(EXERCISE DETAILS): Will you output all of the data below exactly, omitting the images?

• • • • • • •

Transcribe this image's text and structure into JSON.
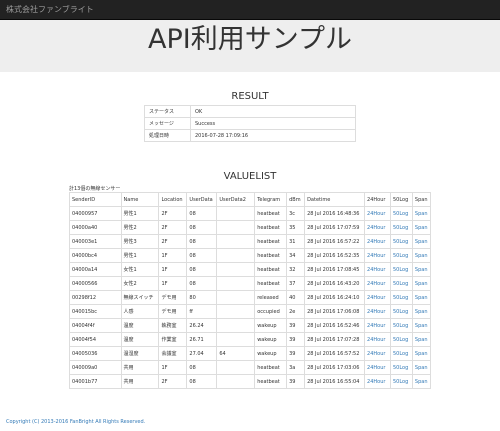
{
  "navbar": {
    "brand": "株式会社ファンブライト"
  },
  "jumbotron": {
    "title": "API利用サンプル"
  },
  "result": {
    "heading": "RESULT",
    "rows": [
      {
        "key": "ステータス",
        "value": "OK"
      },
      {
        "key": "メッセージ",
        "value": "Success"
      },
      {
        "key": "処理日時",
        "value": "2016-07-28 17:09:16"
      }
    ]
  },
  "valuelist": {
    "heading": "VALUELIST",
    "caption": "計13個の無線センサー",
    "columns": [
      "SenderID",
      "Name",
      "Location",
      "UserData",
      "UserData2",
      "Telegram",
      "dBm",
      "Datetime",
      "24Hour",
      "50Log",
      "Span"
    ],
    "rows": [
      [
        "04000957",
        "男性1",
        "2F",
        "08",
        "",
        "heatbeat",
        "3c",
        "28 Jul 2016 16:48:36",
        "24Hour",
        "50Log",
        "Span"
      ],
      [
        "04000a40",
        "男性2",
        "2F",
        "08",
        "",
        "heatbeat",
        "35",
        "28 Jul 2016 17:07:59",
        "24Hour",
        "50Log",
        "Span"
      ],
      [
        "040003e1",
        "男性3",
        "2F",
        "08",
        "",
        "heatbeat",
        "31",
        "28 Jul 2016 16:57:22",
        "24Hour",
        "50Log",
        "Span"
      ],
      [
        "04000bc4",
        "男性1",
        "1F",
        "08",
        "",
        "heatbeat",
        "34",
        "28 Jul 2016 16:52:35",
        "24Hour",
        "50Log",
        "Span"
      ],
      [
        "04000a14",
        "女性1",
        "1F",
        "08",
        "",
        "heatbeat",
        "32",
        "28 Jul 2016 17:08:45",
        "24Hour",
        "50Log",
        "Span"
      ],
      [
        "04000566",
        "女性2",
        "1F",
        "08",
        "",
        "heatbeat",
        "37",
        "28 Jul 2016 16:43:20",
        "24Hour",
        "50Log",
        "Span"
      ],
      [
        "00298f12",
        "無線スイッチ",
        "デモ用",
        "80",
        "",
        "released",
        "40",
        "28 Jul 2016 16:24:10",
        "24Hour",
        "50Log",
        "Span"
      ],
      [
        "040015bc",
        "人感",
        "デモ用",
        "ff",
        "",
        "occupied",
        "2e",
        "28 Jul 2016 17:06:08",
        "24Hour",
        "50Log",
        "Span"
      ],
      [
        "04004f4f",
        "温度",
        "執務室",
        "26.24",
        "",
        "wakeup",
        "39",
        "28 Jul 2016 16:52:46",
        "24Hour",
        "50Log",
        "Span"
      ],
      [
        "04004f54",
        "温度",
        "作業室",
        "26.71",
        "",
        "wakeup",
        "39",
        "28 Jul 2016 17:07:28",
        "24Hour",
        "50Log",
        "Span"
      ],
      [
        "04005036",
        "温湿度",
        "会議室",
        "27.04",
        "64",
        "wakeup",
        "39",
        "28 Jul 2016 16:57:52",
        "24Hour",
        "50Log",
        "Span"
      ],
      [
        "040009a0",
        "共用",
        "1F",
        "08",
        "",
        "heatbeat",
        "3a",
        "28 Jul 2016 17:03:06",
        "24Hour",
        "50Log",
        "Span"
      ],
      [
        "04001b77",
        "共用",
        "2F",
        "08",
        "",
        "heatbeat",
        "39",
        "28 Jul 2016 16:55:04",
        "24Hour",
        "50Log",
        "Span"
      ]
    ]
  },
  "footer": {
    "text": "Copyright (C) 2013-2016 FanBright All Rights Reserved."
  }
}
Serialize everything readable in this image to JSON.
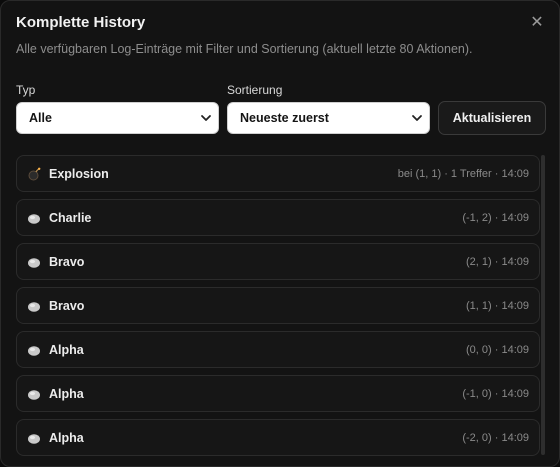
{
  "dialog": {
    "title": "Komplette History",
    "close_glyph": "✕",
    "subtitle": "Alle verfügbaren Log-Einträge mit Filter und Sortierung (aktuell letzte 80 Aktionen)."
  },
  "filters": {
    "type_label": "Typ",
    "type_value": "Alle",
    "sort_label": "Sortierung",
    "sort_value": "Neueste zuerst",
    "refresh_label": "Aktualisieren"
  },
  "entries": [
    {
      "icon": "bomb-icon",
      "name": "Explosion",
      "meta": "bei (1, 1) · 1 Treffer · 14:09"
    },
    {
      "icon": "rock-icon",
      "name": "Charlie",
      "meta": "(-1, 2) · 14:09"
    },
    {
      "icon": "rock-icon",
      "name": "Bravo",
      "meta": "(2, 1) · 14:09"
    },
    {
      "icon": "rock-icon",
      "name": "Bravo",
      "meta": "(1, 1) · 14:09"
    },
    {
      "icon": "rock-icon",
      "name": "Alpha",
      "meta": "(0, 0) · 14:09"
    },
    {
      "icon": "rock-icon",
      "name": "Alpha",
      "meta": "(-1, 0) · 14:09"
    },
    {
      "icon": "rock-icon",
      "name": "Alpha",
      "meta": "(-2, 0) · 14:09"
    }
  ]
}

• • • • • • •

(PROBLEM SOLUTION):
Transcribe this image's text and structure into JSON.
{
  "navbar": {
    "brand": "株式会社ファンブライト"
  },
  "jumbotron": {
    "title": "API利用サンプル"
  },
  "result": {
    "heading": "RESULT",
    "rows": [
      {
        "key": "ステータス",
        "value": "OK"
      },
      {
        "key": "メッセージ",
        "value": "Success"
      },
      {
        "key": "処理日時",
        "value": "2016-07-28 17:09:16"
      }
    ]
  },
  "valuelist": {
    "heading": "VALUELIST",
    "caption": "計13個の無線センサー",
    "columns": [
      "SenderID",
      "Name",
      "Location",
      "UserData",
      "UserData2",
      "Telegram",
      "dBm",
      "Datetime",
      "24Hour",
      "50Log",
      "Span"
    ],
    "rows": [
      [
        "04000957",
        "男性1",
        "2F",
        "08",
        "",
        "heatbeat",
        "3c",
        "28 Jul 2016 16:48:36",
        "24Hour",
        "50Log",
        "Span"
      ],
      [
        "04000a40",
        "男性2",
        "2F",
        "08",
        "",
        "heatbeat",
        "35",
        "28 Jul 2016 17:07:59",
        "24Hour",
        "50Log",
        "Span"
      ],
      [
        "040003e1",
        "男性3",
        "2F",
        "08",
        "",
        "heatbeat",
        "31",
        "28 Jul 2016 16:57:22",
        "24Hour",
        "50Log",
        "Span"
      ],
      [
        "04000bc4",
        "男性1",
        "1F",
        "08",
        "",
        "heatbeat",
        "34",
        "28 Jul 2016 16:52:35",
        "24Hour",
        "50Log",
        "Span"
      ],
      [
        "04000a14",
        "女性1",
        "1F",
        "08",
        "",
        "heatbeat",
        "32",
        "28 Jul 2016 17:08:45",
        "24Hour",
        "50Log",
        "Span"
      ],
      [
        "04000566",
        "女性2",
        "1F",
        "08",
        "",
        "heatbeat",
        "37",
        "28 Jul 2016 16:43:20",
        "24Hour",
        "50Log",
        "Span"
      ],
      [
        "00298f12",
        "無線スイッチ",
        "デモ用",
        "80",
        "",
        "released",
        "40",
        "28 Jul 2016 16:24:10",
        "24Hour",
        "50Log",
        "Span"
      ],
      [
        "040015bc",
        "人感",
        "デモ用",
        "ff",
        "",
        "occupied",
        "2e",
        "28 Jul 2016 17:06:08",
        "24Hour",
        "50Log",
        "Span"
      ],
      [
        "04004f4f",
        "温度",
        "執務室",
        "26.24",
        "",
        "wakeup",
        "39",
        "28 Jul 2016 16:52:46",
        "24Hour",
        "50Log",
        "Span"
      ],
      [
        "04004f54",
        "温度",
        "作業室",
        "26.71",
        "",
        "wakeup",
        "39",
        "28 Jul 2016 17:07:28",
        "24Hour",
        "50Log",
        "Span"
      ],
      [
        "04005036",
        "温湿度",
        "会議室",
        "27.04",
        "64",
        "wakeup",
        "39",
        "28 Jul 2016 16:57:52",
        "24Hour",
        "50Log",
        "Span"
      ],
      [
        "040009a0",
        "共用",
        "1F",
        "08",
        "",
        "heatbeat",
        "3a",
        "28 Jul 2016 17:03:06",
        "24Hour",
        "50Log",
        "Span"
      ],
      [
        "04001b77",
        "共用",
        "2F",
        "08",
        "",
        "heatbeat",
        "39",
        "28 Jul 2016 16:55:04",
        "24Hour",
        "50Log",
        "Span"
      ]
    ]
  },
  "footer": {
    "text": "Copyright (C) 2013-2016 FanBright All Rights Reserved."
  }
}
Serialize everything readable in this image to JSON.
{
  "dialog": {
    "title": "Komplette History",
    "close_glyph": "✕",
    "subtitle": "Alle verfügbaren Log-Einträge mit Filter und Sortierung (aktuell letzte 80 Aktionen)."
  },
  "filters": {
    "type_label": "Typ",
    "type_value": "Alle",
    "sort_label": "Sortierung",
    "sort_value": "Neueste zuerst",
    "refresh_label": "Aktualisieren"
  },
  "entries": [
    {
      "icon": "bomb-icon",
      "name": "Explosion",
      "meta": "bei (1, 1) · 1 Treffer · 14:09"
    },
    {
      "icon": "rock-icon",
      "name": "Charlie",
      "meta": "(-1, 2) · 14:09"
    },
    {
      "icon": "rock-icon",
      "name": "Bravo",
      "meta": "(2, 1) · 14:09"
    },
    {
      "icon": "rock-icon",
      "name": "Bravo",
      "meta": "(1, 1) · 14:09"
    },
    {
      "icon": "rock-icon",
      "name": "Alpha",
      "meta": "(0, 0) · 14:09"
    },
    {
      "icon": "rock-icon",
      "name": "Alpha",
      "meta": "(-1, 0) · 14:09"
    },
    {
      "icon": "rock-icon",
      "name": "Alpha",
      "meta": "(-2, 0) · 14:09"
    }
  ]
}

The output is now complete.